PROBLEM TO WORK ON -> Omit the images. Copy each entry word for word.

PROVIDED DATA ->
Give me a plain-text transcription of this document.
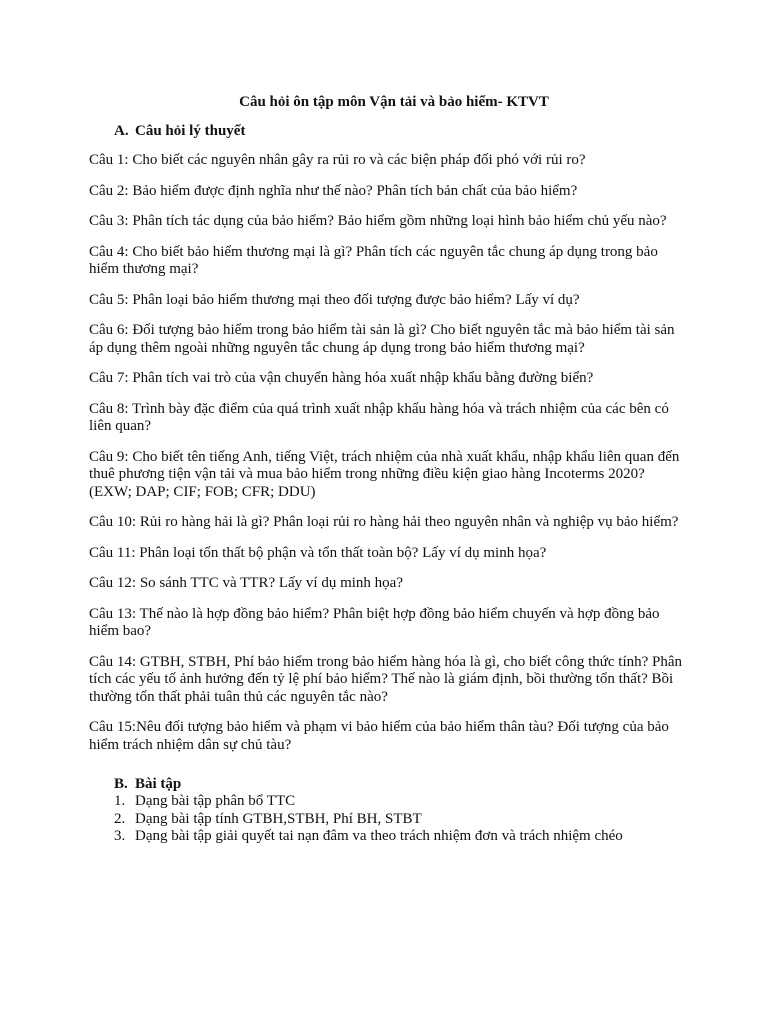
Câu hỏi ôn tập môn Vận tải và bảo hiểm- KTVT
A. Câu hỏi lý thuyết

Câu 1: Cho biết các nguyên nhân gây ra rủi ro và các biện pháp đối phó với rủi ro?

Câu 2: Bảo hiểm được định nghĩa như thế nào? Phân tích bản chất của bảo hiểm?

Câu 3: Phân tích tác dụng của bảo hiểm? Bảo hiểm gồm những loại hình bảo hiểm chủ yếu nào?

Câu 4: Cho biết bảo hiểm thương mại là gì? Phân tích các nguyên tắc chung áp dụng trong bảo hiểm thương mại?

Câu 5: Phân loại bảo hiểm thương mại theo đối tượng được bảo hiểm? Lấy ví dụ?

Câu 6: Đối tượng bảo hiểm trong bảo hiểm tài sản là gì? Cho biết nguyên tắc mà bảo hiểm tài sản áp dụng thêm ngoài những nguyên tắc chung áp dụng trong bảo hiểm thương mại?

Câu 7: Phân tích vai trò của vận chuyển hàng hóa xuất nhập khẩu bằng đường biển?

Câu 8: Trình bày đặc điểm của quá trình xuất nhập khẩu hàng hóa và trách nhiệm của các bên có liên quan?

Câu 9: Cho biết tên tiếng Anh, tiếng Việt, trách nhiệm của nhà xuất khẩu, nhập khẩu liên quan đến thuê phương tiện vận tải và mua bảo hiểm trong những điều kiện giao hàng Incoterms 2020? (EXW; DAP; CIF; FOB; CFR; DDU)

Câu 10: Rủi ro hàng hải là gì? Phân loại rủi ro hàng hải theo nguyên nhân và nghiệp vụ bảo hiểm?

Câu 11: Phân loại tổn thất bộ phận và tổn thất toàn bộ? Lấy ví dụ minh họa?

Câu 12: So sánh TTC và TTR? Lấy ví dụ minh họa?

Câu 13: Thế nào là hợp đồng bảo hiểm? Phân biệt hợp đồng bảo hiểm chuyến và hợp đồng bảo hiểm bao?

Câu 14: GTBH, STBH, Phí bảo hiểm trong bảo hiểm hàng hóa là gì, cho biết công thức tính? Phân tích các yếu tố ảnh hưởng đến tỷ lệ phí bảo hiểm? Thế nào là giám định, bồi thường tổn thất? Bồi thường tổn thất phải tuân thủ các nguyên tắc nào?

Câu 15:Nêu đối tượng bảo hiểm và phạm vi bảo hiểm của bảo hiểm thân tàu? Đối tượng của bảo hiểm trách nhiệm dân sự chủ tàu?

B. Bài tập
1. Dạng bài tập phân bổ TTC
2. Dạng bài tập tính GTBH,STBH, Phí BH, STBT
3. Dạng bài tập giải quyết tai nạn đâm va theo trách nhiệm đơn và trách nhiệm chéo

SOLUTION TO THE PROBLEM ->
Give me a plain-text transcription of this document.
Câu hỏi ôn tập môn Vận tải và bảo hiểm- KTVT
A. Câu hỏi lý thuyết

Câu 1: Cho biết các nguyên nhân gây ra rủi ro và các biện pháp đối phó với rủi ro?

Câu 2: Bảo hiểm được định nghĩa như thế nào? Phân tích bản chất của bảo hiểm?

Câu 3: Phân tích tác dụng của bảo hiểm? Bảo hiểm gồm những loại hình bảo hiểm chủ yếu nào?

Câu 4: Cho biết bảo hiểm thương mại là gì? Phân tích các nguyên tắc chung áp dụng trong bảo hiểm thương mại?

Câu 5: Phân loại bảo hiểm thương mại theo đối tượng được bảo hiểm? Lấy ví dụ?

Câu 6: Đối tượng bảo hiểm trong bảo hiểm tài sản là gì? Cho biết nguyên tắc mà bảo hiểm tài sản áp dụng thêm ngoài những nguyên tắc chung áp dụng trong bảo hiểm thương mại?

Câu 7: Phân tích vai trò của vận chuyển hàng hóa xuất nhập khẩu bằng đường biển?

Câu 8: Trình bày đặc điểm của quá trình xuất nhập khẩu hàng hóa và trách nhiệm của các bên có liên quan?

Câu 9: Cho biết tên tiếng Anh, tiếng Việt, trách nhiệm của nhà xuất khẩu, nhập khẩu liên quan đến thuê phương tiện vận tải và mua bảo hiểm trong những điều kiện giao hàng Incoterms 2020? (EXW; DAP; CIF; FOB; CFR; DDU)

Câu 10: Rủi ro hàng hải là gì? Phân loại rủi ro hàng hải theo nguyên nhân và nghiệp vụ bảo hiểm?

Câu 11: Phân loại tổn thất bộ phận và tổn thất toàn bộ? Lấy ví dụ minh họa?

Câu 12: So sánh TTC và TTR? Lấy ví dụ minh họa?

Câu 13: Thế nào là hợp đồng bảo hiểm? Phân biệt hợp đồng bảo hiểm chuyến và hợp đồng bảo hiểm bao?

Câu 14: GTBH, STBH, Phí bảo hiểm trong bảo hiểm hàng hóa là gì, cho biết công thức tính? Phân tích các yếu tố ảnh hưởng đến tỷ lệ phí bảo hiểm? Thế nào là giám định, bồi thường tổn thất? Bồi thường tổn thất phải tuân thủ các nguyên tắc nào?

Câu 15:Nêu đối tượng bảo hiểm và phạm vi bảo hiểm của bảo hiểm thân tàu? Đối tượng của bảo hiểm trách nhiệm dân sự chủ tàu?

B. Bài tập
1. Dạng bài tập phân bổ TTC
2. Dạng bài tập tính GTBH,STBH, Phí BH, STBT
3. Dạng bài tập giải quyết tai nạn đâm va theo trách nhiệm đơn và trách nhiệm chéo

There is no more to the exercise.